* **Instructions for the task**
Put every line of the material below into a Markdown table with the columns Row and Line. Number the rows in order, and leave out the pictures and any blank lines.

* **Data provided**
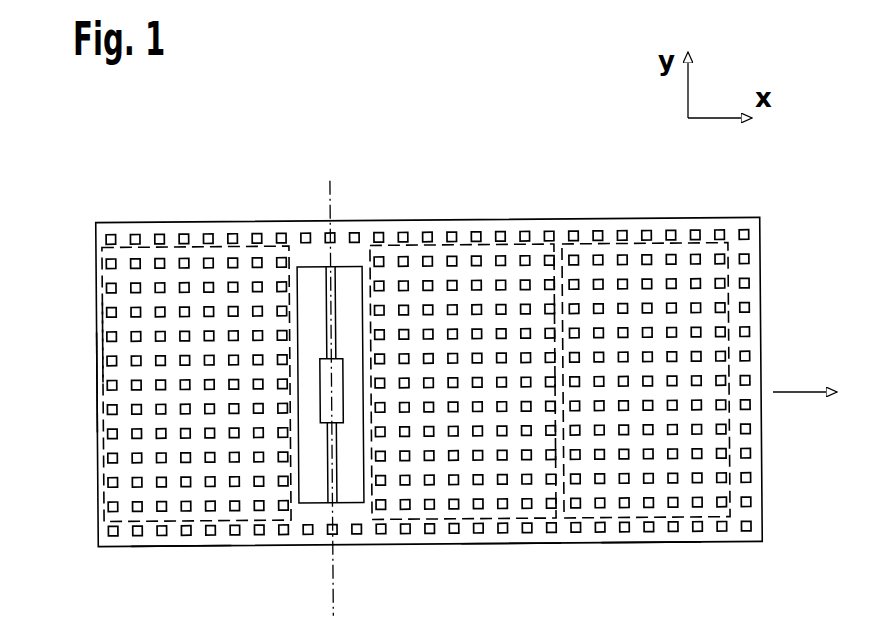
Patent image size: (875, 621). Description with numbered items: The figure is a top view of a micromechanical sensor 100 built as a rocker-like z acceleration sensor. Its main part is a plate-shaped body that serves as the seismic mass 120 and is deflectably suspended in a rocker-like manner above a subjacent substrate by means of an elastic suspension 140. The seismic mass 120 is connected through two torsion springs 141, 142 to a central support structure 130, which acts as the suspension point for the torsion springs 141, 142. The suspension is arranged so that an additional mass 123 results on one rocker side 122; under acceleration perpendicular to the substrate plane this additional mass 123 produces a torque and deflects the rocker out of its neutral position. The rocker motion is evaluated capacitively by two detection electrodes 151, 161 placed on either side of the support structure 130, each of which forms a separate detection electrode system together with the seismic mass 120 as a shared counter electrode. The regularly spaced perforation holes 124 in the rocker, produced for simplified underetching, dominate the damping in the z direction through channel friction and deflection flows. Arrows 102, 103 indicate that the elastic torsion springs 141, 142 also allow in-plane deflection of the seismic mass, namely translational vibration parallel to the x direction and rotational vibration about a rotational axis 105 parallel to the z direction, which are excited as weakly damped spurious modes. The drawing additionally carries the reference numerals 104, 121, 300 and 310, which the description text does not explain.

The micromechanical sensor 100 is at (776, 477).
The arrow 102 is at (730, 150).
The arrow 103 is at (808, 394).
The axis of symmetry 104 is at (333, 188).
The rotational axis 105 is at (332, 390).
The seismic mass 120 is at (97, 488).
The first edge 121 is at (174, 550).
The rocker side 122 is at (511, 548).
The additional mass 123 is at (653, 548).
The perforation holes 124 is at (623, 231).
The central support structure 130 is at (346, 414).
The elastic suspension 140 is at (348, 504).
The torsion spring 141 is at (327, 288).
The torsion spring 142 is at (330, 475).
The detection electrode 151 is at (173, 247).
The detection electrode 161 is at (483, 246).
The bond frame 300 is at (91, 382).
The bond frame edge 310 is at (97, 338).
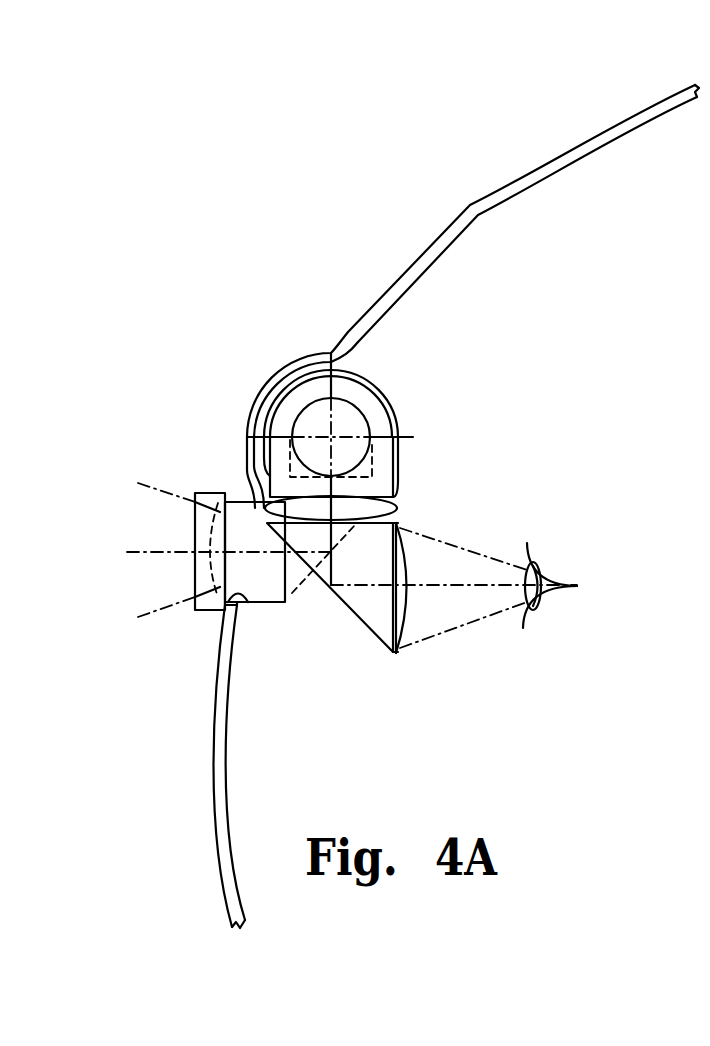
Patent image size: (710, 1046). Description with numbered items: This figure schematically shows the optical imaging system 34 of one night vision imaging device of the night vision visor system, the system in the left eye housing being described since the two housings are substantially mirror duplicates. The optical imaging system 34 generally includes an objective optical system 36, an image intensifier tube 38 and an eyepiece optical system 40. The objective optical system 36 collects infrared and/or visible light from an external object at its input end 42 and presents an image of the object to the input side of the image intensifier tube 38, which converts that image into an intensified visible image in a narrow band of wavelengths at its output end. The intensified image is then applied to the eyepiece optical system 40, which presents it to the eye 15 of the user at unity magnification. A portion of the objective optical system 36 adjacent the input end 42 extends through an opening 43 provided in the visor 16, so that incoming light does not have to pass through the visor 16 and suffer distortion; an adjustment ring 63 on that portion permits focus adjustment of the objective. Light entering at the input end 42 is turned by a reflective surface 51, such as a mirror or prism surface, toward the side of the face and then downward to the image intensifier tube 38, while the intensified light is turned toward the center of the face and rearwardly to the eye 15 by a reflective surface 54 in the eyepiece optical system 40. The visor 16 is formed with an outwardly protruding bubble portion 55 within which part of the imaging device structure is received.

The eye 15 is at (562, 565).
The visor 16 is at (210, 762).
The optical imaging system 34 is at (488, 377).
The objective optical system 36 is at (223, 474).
The image intensifier tube 38 is at (375, 376).
The eyepiece optical system 40 is at (440, 504).
The input end 42 is at (195, 574).
The opening 43 is at (250, 603).
The reflective surface 51 is at (300, 573).
The reflective surface 54 is at (388, 633).
The bubble portion 55 is at (282, 363).
The adjustment ring 63 is at (210, 493).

* **Exercise answer**
| Row | Line |
|---|---|
| 1 | Patent image size: (875, 621). Description with numbered items: The figure is a top view of a micromechanical sensor 100 built as a rocker-like z acceleration sensor. Its main part is a plate-shaped body that serves as the seismic mass 120 and is deflectably suspended in a rocker-like manner above a subjacent substrate by means of an elastic suspension 140. The seismic mass 120 is connected through two torsion springs 141, 142 to a central support structure 130, which acts as the suspension point for the torsion springs 141, 142. The suspension is arranged so that an additional mass 123 results on one rocker side 122; under acceleration perpendicular to the substrate plane this additional mass 123 produces a torque and deflects the rocker out of its neutral position. The rocker motion is evaluated capacitively by two detection electrodes 151, 161 placed on either side of the support structure 130, each of which forms a separate detection electrode system together with the seismic mass 120 as a shared counter electrode. The regularly spaced perforation holes 124 in the rocker, produced for simplified underetching, dominate the damping in the z direction through channel friction and deflection flows. Arrows 102, 103 indicate that the elastic torsion springs 141, 142 also allow in-plane deflection of the seismic mass, namely translational vibration parallel to the x direction and rotational vibration about a rotational axis 105 parallel to the z direction, which are excited as weakly damped spurious modes. The drawing additionally carries the reference numerals 104, 121, 300 and 310, which the description text does not explain. |
| 2 | The micromechanical sensor 100 is at (776, 477). |
| 3 | The arrow 102 is at (730, 150). |
| 4 | The arrow 103 is at (808, 394). |
| 5 | The axis of symmetry 104 is at (333, 188). |
| 6 | The rotational axis 105 is at (332, 390). |
| 7 | The seismic mass 120 is at (97, 488). |
| 8 | The first edge 121 is at (174, 550). |
| 9 | The rocker side 122 is at (511, 548). |
| 10 | The additional mass 123 is at (653, 548). |
| 11 | The perforation holes 124 is at (623, 231). |
| 12 | The central support structure 130 is at (346, 414). |
| 13 | The elastic suspension 140 is at (348, 504). |
| 14 | The torsion spring 141 is at (327, 288). |
| 15 | The torsion spring 142 is at (330, 475). |
| 16 | The detection electrode 151 is at (173, 247). |
| 17 | The detection electrode 161 is at (483, 246). |
| 18 | The bond frame 300 is at (91, 382). |
| 19 | The bond frame edge 310 is at (97, 338). |
| 20 | Patent image size: (710, 1046). Description with numbered items: This figure schematically shows the optical imaging system 34 of one night vision imaging device of the night vision visor system, the system in the left eye housing being described since the two housings are substantially mirror duplicates. The optical imaging system 34 generally includes an objective optical system 36, an image intensifier tube 38 and an eyepiece optical system 40. The objective optical system 36 collects infrared and/or visible light from an external object at its input end 42 and presents an image of the object to the input side of the image intensifier tube 38, which converts that image into an intensified visible image in a narrow band of wavelengths at its output end. The intensified image is then applied to the eyepiece optical system 40, which presents it to the eye 15 of the user at unity magnification. A portion of the objective optical system 36 adjacent the input end 42 extends through an opening 43 provided in the visor 16, so that incoming light does not have to pass through the visor 16 and suffer distortion; an adjustment ring 63 on that portion permits focus adjustment of the objective. Light entering at the input end 42 is turned by a reflective surface 51, such as a mirror or prism surface, toward the side of the face and then downward to the image intensifier tube 38, while the intensified light is turned toward the center of the face and rearwardly to the eye 15 by a reflective surface 54 in the eyepiece optical system 40. The visor 16 is formed with an outwardly protruding bubble portion 55 within which part of the imaging device structure is received. |
| 21 | The eye 15 is at (562, 565). |
| 22 | The visor 16 is at (210, 762). |
| 23 | The optical imaging system 34 is at (488, 377). |
| 24 | The objective optical system 36 is at (223, 474). |
| 25 | The image intensifier tube 38 is at (375, 376). |
| 26 | The eyepiece optical system 40 is at (440, 504). |
| 27 | The input end 42 is at (195, 574). |
| 28 | The opening 43 is at (250, 603). |
| 29 | The reflective surface 51 is at (300, 573). |
| 30 | The reflective surface 54 is at (388, 633). |
| 31 | The bubble portion 55 is at (282, 363). |
| 32 | The adjustment ring 63 is at (210, 493). |